_WHAT IS NEEDED_
Please identify every line in the entries below that contains the string "Flows" and copy each one. Case counts.

_RAW DATA_
----
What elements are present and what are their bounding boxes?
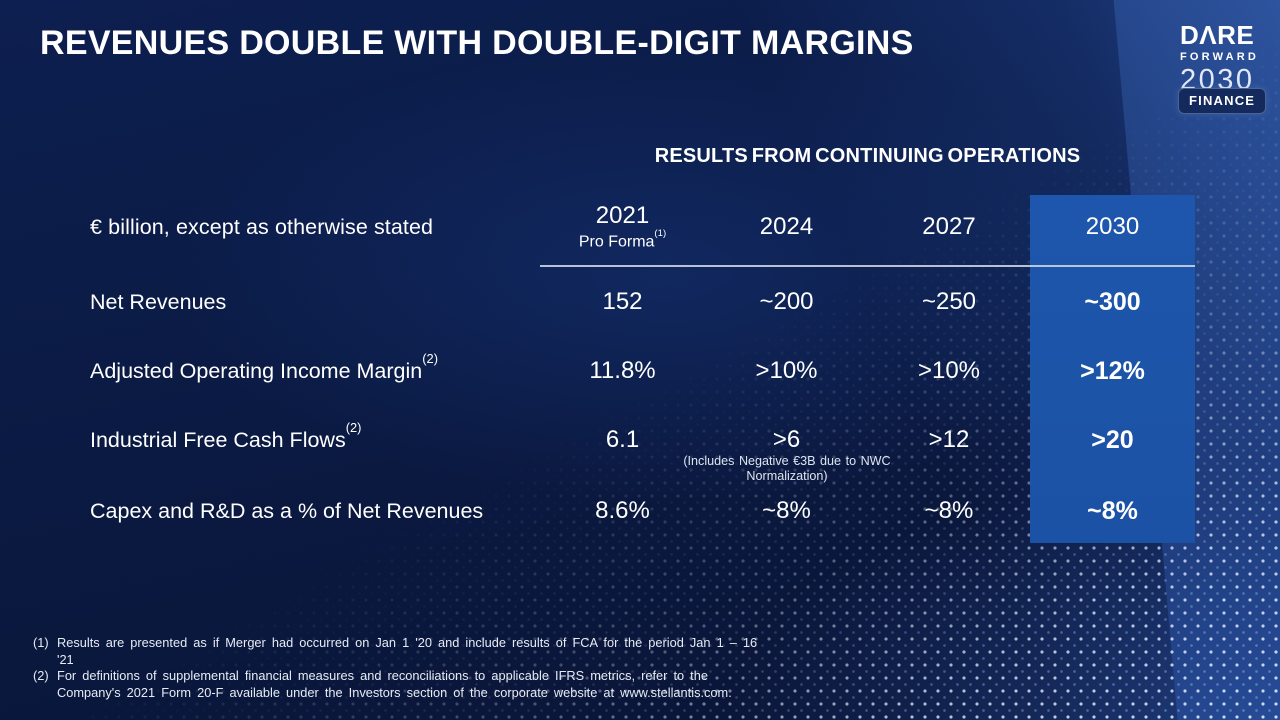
column-header-2030: 2030: [1085, 213, 1140, 240]
footnote-text: Results are presented as if Merger had o…: [57, 635, 758, 667]
table-cell: >6: [772, 426, 801, 453]
unit-note: € billion, except as otherwise stated: [90, 214, 434, 239]
row-label: Industrial Free Cash Flows(2): [90, 420, 362, 453]
table-header-row: € billion, except as otherwise stated 20…: [90, 195, 1195, 259]
column-header-2024: 2024: [759, 213, 814, 240]
table-cell: 11.8%: [589, 357, 656, 384]
table-cell: >12%: [1080, 356, 1145, 385]
table-cell: ~200: [759, 288, 814, 315]
table-cell: 8.6%: [595, 497, 650, 524]
footnote-ref-2: (2): [422, 351, 438, 367]
table-row-adjusted-operating-income-margin: Adjusted Operating Income Margin(2) 11.8…: [90, 346, 1195, 396]
fcf-2024-note: (Includes Negative €3B due to NWC Normal…: [683, 454, 891, 483]
table-heading: RESULTS FROM CONTINUING OPERATIONS: [654, 145, 1081, 167]
table-row-net-revenues: Net Revenues 152 ~200 ~250 ~300: [90, 277, 1195, 327]
dare-forward-2030-logo: DΛRE FORWARD 2030: [1180, 22, 1259, 95]
slide-title: REVENUES DOUBLE WITH DOUBLE-DIGIT MARGIN…: [40, 24, 914, 62]
footnote-marker: (2): [33, 668, 49, 683]
logo-forward-text: FORWARD: [1180, 51, 1260, 63]
finance-badge: FINANCE: [1178, 88, 1267, 114]
table-cell: >12: [928, 426, 970, 453]
table-cell: ~8%: [1087, 496, 1138, 525]
highlight-2030-column: [1030, 195, 1195, 543]
row-label: Adjusted Operating Income Margin(2): [90, 351, 438, 384]
footnote-1: (1) Results are presented as if Merger h…: [33, 635, 765, 668]
column-header-subtitle: Pro Forma(1): [578, 227, 667, 251]
footnote-2: (2) For definitions of supplemental fina…: [33, 668, 765, 701]
footnote-ref-1: (1): [654, 227, 667, 239]
footnote-text: For definitions of supplemental financia…: [57, 668, 732, 700]
table-cell: ~300: [1084, 287, 1141, 316]
footnote-marker: (1): [33, 635, 49, 650]
table-cell: ~8%: [924, 497, 974, 524]
column-header-2027: 2027: [922, 213, 976, 240]
footnotes: (1) Results are presented as if Merger h…: [33, 635, 765, 701]
table-cell: ~250: [921, 288, 977, 315]
header-separator-line: [540, 265, 1195, 267]
column-header-2021-pro-forma: 2021 Pro Forma(1): [540, 202, 705, 251]
table-cell: 6.1: [605, 426, 640, 453]
footnote-ref-2: (2): [345, 420, 362, 436]
logo-dare-wordmark: DΛRE: [1180, 20, 1255, 50]
row-label: Net Revenues: [90, 290, 227, 315]
table-row-capex-rd: Capex and R&D as a % of Net Revenues 8.6…: [90, 486, 1195, 536]
table-cell: 152: [602, 288, 643, 315]
table-cell: ~8%: [762, 497, 811, 524]
table-cell: >20: [1091, 425, 1134, 454]
table-row-industrial-free-cash-flows: Industrial Free Cash Flows(2) 6.1 >6 >12…: [90, 415, 1195, 465]
table-cell: >10%: [917, 357, 981, 384]
row-label: Capex and R&D as a % of Net Revenues: [90, 499, 484, 524]
table-cell: >10%: [755, 357, 818, 384]
column-header-year: 2021: [595, 202, 650, 230]
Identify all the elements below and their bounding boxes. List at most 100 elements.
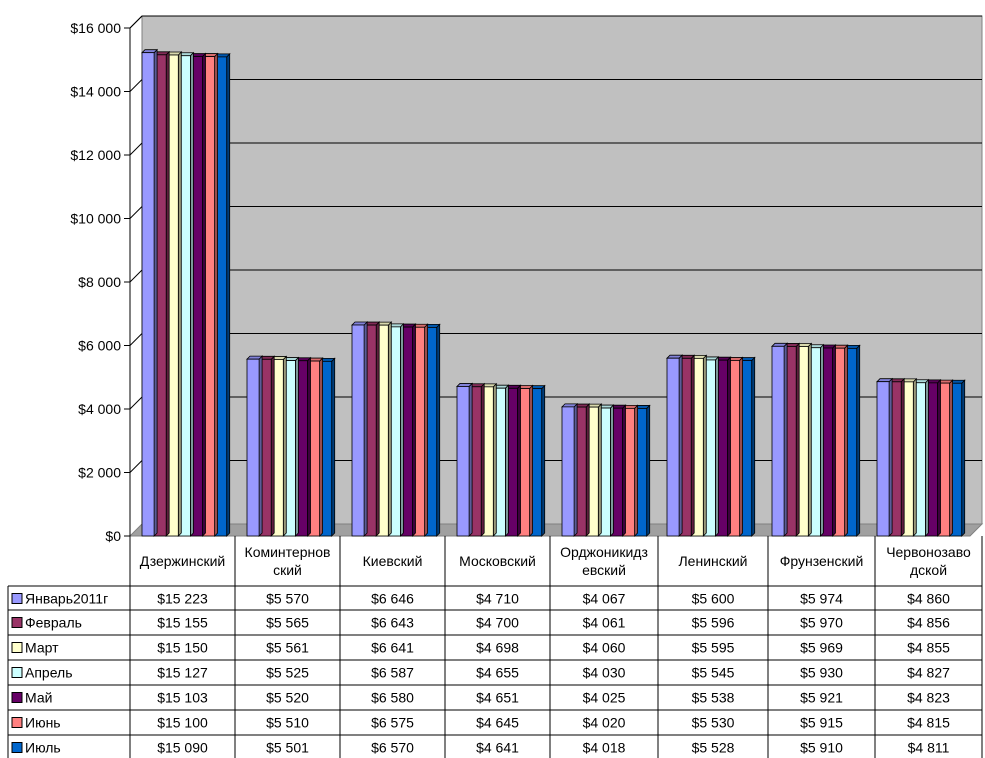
data-label: $5 915 [800,715,843,731]
data-label: $6 646 [371,591,414,607]
data-label: $6 580 [371,690,414,706]
bar-side [832,344,836,537]
legend-swatch [11,692,23,703]
data-label: $6 587 [371,665,414,681]
bar-side [331,357,336,537]
bar-side [375,321,380,537]
data-label: $5 530 [692,715,735,731]
data-label: $4 855 [907,640,950,656]
bar-side [900,377,905,537]
data-label: $5 538 [692,690,735,706]
data-label: $4 700 [476,615,519,631]
data-label: $15 100 [157,715,208,731]
bar-side [585,403,590,537]
data-label: $4 860 [907,591,950,607]
bar-side [610,404,614,537]
data-label: $4 641 [476,740,519,756]
data-label: $5 910 [800,740,843,756]
bar-side [937,378,941,537]
category-label: Дзержинский [140,553,225,569]
category-label: Фрунзенский [780,553,864,569]
bar-side [888,377,893,537]
bar-side [820,343,824,537]
legend-swatch [11,617,23,628]
data-label: $5 974 [800,591,843,607]
data-label: $5 600 [692,591,735,607]
bar [876,381,890,537]
data-label: $6 641 [371,640,414,656]
data-label: $4 020 [583,715,626,731]
y-axis-top [129,15,143,29]
y-tick-label: $4 000 [78,401,121,417]
legend-swatch [11,717,23,728]
bar-side [412,323,416,537]
y-tick-label: $16 000 [70,20,121,36]
category-label: дской [910,562,947,578]
bar-side [214,52,219,537]
bar-side [226,52,231,537]
y-tick-label: $12 000 [70,147,121,163]
legend-swatch [11,593,23,604]
bar-side [480,382,485,537]
bar-side [307,356,311,537]
bar-side [436,323,441,537]
bar-side [856,344,861,537]
bar-side [189,51,194,537]
legend-swatch [11,667,23,678]
legend-label: Июль [25,740,61,756]
bar-side [399,322,404,537]
data-label: $4 856 [907,615,950,631]
bar-side [319,357,324,537]
data-label: $4 651 [476,690,519,706]
data-label: $15 103 [157,690,208,706]
data-label: $6 643 [371,615,414,631]
data-label: $6 570 [371,740,414,756]
bar-side [751,356,756,537]
bar-side [492,382,497,537]
data-label: $4 698 [476,640,519,656]
bar-side [517,384,521,537]
data-label: $4 815 [907,715,950,731]
category-label: Орджоникидз [560,544,648,560]
data-label: $15 155 [157,615,208,631]
legend-label: Июнь [25,715,61,731]
y-tick-label: $2 000 [78,465,121,481]
bar-side [727,356,731,537]
category-label: евский [582,562,626,578]
bar-side [387,321,392,537]
data-label: $5 520 [266,690,309,706]
bar-side [702,354,707,537]
data-label: $5 596 [692,615,735,631]
data-label: $5 970 [800,615,843,631]
bar-side [678,354,683,537]
y-tick-label: $8 000 [78,274,121,290]
category-label: Коминтернов [245,544,331,560]
data-label: $4 025 [583,690,626,706]
legend-swatch [11,642,23,653]
bar-side [925,378,929,537]
bar-top [246,355,264,360]
bar [141,52,155,537]
data-label: $5 570 [266,591,309,607]
data-label: $4 061 [583,615,626,631]
legend-label: Январь2011г [25,591,108,607]
data-label: $4 018 [583,740,626,756]
category-label: Ленинский [678,553,747,569]
y-tick-label: $6 000 [78,338,121,354]
data-label: $15 223 [157,591,208,607]
bar-top [456,383,474,387]
bar-side [961,379,966,537]
bar-side [690,354,695,537]
bar [561,406,575,537]
bar-side [504,384,509,537]
gridline-diagonal [129,396,143,410]
data-label: $4 827 [907,665,950,681]
category-label: Червонозаво [886,544,971,560]
data-label: $4 655 [476,665,519,681]
data-label: $4 060 [583,640,626,656]
bar-side [363,321,368,537]
data-label: $5 595 [692,640,735,656]
legend-label: Май [25,690,52,706]
data-label: $5 561 [266,640,309,656]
----
_RESPONSE TO THIS EXERCISE_
row-label: Industrial Free Cash Flows(2): [90, 420, 362, 453]
table-row-industrial-free-cash-flows: Industrial Free Cash Flows(2) 6.1 >6 >12…: [90, 415, 1195, 465]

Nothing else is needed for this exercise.